> _EXERCISE A_:
According to the text on Ag-Gag laws, which state was the first to adopt such a law, and in what year?

> _READING TEXT_:
-- BEGIN --

9. Nothing New: Ag-Gag is nothing new. Kansas was the first state to adopt an Ag-Gag law in 1990, followed by Montana and North Dakota in 1991. The recent rash of Ag-Gag bills being passed across the United States represent a revival of a terrible trend that began 22 years ago. Iowa and Utah are the most recent states to pass Ag-Gag legislation, and bills have been introduced in legislatures in numerous other states, including Illinois, New York, Minnesota and New York.

10. The biggest victims of these bills are the animals. But a close second is the truth. As Andrew Cohen so eloquently, so beautifully, notes in The Atlantic: "Every journalist, every advocate, every person who believes in the idea that 'sunlight is the best disinfectant,' every advocate of transparency, and every person who cares about what they eat ought to be concerned by these laws. Put another way: If these industries need this much special protection from the collection of truthful images then it's awful to imagine what's happening to some of the animals who live in those places the cameras have not yet found."

1 comment:

  1. I am more offended by the absolute ignoring of the constitution than almost anything (except how those assholes treat our fellow animals). These sorts of "laws" are so totalitarian and repugnant yet I guarantee you most that support them wrap themselves in the flag and squawk "patriotism" at the drop of a hat. Frightening and dismaying.

-- END --

> _EXERCISE MATERIALS_:
-- BEGIN --

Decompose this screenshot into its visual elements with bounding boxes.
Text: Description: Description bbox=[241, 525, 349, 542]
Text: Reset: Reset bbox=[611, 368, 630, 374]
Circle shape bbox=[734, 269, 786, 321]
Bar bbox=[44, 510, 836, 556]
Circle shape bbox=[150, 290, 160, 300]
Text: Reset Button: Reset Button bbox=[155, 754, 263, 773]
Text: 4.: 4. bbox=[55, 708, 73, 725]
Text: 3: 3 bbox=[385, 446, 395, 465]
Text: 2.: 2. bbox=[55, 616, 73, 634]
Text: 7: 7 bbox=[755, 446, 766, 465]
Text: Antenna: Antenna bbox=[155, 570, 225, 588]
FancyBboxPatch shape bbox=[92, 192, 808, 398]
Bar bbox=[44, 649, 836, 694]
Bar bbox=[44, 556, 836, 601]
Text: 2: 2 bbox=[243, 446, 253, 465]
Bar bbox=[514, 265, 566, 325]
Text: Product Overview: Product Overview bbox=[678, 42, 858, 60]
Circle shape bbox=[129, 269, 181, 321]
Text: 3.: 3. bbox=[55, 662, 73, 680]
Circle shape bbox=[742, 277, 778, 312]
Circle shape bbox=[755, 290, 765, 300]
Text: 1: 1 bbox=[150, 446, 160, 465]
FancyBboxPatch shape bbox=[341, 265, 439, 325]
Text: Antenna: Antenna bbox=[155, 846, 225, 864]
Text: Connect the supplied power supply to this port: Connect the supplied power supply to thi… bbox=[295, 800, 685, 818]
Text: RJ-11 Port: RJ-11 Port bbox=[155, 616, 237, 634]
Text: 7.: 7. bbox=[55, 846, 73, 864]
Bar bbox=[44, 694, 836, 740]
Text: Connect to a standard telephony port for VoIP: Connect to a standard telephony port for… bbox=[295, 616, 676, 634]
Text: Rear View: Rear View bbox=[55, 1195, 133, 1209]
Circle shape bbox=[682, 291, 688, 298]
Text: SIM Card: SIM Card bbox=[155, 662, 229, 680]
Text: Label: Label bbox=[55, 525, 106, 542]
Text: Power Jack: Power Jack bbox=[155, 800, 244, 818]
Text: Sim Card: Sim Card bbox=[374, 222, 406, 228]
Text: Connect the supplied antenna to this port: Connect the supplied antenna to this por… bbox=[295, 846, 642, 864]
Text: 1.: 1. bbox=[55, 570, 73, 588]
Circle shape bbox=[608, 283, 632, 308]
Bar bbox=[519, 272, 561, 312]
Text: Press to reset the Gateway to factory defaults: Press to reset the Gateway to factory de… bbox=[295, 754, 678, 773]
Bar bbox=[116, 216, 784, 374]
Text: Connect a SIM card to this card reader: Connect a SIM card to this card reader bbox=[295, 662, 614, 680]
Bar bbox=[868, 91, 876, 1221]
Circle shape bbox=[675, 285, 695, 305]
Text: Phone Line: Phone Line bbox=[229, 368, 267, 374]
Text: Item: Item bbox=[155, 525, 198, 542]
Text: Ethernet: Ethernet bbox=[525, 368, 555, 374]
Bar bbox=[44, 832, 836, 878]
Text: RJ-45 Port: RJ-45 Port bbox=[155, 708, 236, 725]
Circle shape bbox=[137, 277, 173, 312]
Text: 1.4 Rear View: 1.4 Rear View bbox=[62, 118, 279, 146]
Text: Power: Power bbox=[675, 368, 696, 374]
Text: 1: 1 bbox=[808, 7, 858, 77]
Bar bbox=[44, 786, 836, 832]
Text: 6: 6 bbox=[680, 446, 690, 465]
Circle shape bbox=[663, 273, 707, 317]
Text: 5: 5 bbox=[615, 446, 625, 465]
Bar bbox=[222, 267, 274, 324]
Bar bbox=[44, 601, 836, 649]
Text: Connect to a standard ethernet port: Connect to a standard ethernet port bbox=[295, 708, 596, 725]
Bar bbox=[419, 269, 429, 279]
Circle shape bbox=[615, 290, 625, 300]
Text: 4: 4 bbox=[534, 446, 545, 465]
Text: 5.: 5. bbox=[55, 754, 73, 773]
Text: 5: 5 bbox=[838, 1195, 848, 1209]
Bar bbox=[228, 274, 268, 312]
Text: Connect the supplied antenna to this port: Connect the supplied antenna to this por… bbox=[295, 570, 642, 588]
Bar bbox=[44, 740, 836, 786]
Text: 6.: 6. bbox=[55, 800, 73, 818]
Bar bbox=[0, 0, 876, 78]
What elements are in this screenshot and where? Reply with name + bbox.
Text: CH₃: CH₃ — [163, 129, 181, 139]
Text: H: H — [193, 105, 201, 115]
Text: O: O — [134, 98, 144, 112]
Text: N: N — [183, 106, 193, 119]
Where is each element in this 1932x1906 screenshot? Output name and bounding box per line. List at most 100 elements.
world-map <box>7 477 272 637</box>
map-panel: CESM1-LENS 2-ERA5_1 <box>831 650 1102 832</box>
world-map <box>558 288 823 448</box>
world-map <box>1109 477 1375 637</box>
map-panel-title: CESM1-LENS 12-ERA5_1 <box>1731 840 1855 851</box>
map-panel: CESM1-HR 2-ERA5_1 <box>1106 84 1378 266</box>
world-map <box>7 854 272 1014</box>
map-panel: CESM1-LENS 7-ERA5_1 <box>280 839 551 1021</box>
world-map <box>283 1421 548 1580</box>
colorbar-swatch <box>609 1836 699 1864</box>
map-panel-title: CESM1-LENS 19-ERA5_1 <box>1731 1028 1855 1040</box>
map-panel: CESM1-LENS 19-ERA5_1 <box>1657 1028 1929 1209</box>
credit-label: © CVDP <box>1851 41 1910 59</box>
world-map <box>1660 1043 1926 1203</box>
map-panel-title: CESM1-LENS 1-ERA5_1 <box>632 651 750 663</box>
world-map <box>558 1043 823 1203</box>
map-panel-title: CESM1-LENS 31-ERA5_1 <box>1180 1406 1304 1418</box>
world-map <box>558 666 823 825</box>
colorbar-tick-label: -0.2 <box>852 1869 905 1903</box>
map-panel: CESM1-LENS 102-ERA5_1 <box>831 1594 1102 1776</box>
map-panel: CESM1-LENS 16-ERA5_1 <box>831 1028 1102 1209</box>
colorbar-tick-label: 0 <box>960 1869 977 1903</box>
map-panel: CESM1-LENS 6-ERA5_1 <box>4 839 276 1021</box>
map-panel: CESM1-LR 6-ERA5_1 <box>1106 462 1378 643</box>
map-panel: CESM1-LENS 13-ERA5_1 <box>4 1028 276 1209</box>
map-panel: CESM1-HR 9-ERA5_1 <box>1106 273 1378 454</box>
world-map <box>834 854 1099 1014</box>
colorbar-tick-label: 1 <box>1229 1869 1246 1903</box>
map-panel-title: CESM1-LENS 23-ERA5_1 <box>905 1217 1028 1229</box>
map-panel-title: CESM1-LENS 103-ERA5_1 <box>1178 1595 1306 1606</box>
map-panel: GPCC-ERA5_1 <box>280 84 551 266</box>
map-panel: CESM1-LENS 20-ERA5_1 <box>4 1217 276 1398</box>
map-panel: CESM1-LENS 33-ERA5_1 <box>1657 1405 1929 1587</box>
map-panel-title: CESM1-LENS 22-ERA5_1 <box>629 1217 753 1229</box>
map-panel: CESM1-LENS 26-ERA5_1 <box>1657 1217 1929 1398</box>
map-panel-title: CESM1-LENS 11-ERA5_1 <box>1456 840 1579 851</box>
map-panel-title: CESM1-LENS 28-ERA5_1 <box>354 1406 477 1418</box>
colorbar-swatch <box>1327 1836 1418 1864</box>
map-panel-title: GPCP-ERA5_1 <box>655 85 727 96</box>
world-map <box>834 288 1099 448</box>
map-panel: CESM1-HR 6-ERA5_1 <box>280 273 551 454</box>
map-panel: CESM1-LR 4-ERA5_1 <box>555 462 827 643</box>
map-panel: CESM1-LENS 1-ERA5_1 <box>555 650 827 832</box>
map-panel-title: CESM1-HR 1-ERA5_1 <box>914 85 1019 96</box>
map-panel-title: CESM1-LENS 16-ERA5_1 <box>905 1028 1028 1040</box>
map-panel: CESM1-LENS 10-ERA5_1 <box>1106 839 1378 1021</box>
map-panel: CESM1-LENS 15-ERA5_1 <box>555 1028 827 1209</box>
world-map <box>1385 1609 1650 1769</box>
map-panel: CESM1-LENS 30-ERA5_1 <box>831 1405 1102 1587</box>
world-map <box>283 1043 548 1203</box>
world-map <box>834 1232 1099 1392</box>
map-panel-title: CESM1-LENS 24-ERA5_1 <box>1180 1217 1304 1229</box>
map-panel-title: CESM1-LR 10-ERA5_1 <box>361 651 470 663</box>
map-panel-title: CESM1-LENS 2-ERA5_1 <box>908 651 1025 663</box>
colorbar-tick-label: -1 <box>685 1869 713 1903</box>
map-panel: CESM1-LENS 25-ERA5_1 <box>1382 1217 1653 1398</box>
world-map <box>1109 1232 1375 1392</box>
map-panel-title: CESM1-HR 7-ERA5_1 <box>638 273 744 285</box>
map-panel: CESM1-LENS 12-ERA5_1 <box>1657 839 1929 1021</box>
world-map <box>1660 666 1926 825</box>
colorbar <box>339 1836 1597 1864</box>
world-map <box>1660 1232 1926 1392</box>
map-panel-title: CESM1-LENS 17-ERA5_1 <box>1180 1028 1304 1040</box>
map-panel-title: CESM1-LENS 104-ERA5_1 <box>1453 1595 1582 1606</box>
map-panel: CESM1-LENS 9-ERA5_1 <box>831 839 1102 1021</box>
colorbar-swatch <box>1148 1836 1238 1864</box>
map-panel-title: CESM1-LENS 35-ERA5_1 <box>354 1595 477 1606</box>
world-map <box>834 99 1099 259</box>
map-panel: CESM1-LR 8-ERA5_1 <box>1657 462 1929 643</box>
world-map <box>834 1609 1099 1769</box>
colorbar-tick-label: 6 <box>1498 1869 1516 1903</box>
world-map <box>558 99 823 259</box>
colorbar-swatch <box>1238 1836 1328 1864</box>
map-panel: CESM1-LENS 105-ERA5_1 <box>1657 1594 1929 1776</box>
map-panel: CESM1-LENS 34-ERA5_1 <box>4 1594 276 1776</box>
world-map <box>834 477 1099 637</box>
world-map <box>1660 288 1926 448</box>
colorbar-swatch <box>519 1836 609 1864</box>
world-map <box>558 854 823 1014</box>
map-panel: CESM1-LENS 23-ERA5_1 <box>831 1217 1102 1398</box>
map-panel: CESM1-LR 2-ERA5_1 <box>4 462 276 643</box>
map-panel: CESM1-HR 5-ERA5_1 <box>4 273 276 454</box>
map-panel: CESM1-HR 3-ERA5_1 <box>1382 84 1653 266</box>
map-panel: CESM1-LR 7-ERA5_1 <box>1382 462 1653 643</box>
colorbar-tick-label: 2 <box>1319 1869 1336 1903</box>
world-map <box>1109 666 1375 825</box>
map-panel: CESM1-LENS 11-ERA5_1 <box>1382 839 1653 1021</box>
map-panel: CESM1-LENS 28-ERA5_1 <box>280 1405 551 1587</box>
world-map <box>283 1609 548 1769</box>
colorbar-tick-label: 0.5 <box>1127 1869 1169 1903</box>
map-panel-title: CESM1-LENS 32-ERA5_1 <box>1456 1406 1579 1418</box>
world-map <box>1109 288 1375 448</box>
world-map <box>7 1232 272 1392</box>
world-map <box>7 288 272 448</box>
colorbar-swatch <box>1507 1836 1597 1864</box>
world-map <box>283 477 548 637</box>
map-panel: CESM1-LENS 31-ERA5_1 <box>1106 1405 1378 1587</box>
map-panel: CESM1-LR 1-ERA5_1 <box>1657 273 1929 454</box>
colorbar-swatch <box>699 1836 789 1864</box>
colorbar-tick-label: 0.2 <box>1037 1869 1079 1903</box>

-- END --

> _EXERCISE B_:
Render the lines of the entries as a JSON list of strings, one string per line and blank lines omitted, beginning with the first line of the entries and continuing through the line containing "Text: 4.: 4. bbox=[55, 708, 73, 725]".

> _TASK SOLUTION A_:
Kansas, in 1990.

> _TASK SOLUTION B_:
[
  "Decompose this screenshot into its visual elements with bounding boxes.",
  "Text: Description: Description bbox=[241, 525, 349, 542]",
  "Text: Reset: Reset bbox=[611, 368, 630, 374]",
  "Circle shape bbox=[734, 269, 786, 321]",
  "Bar bbox=[44, 510, 836, 556]",
  "Circle shape bbox=[150, 290, 160, 300]",
  "Text: Reset Button: Reset Button bbox=[155, 754, 263, 773]",
  "Text: 4.: 4. bbox=[55, 708, 73, 725]"
]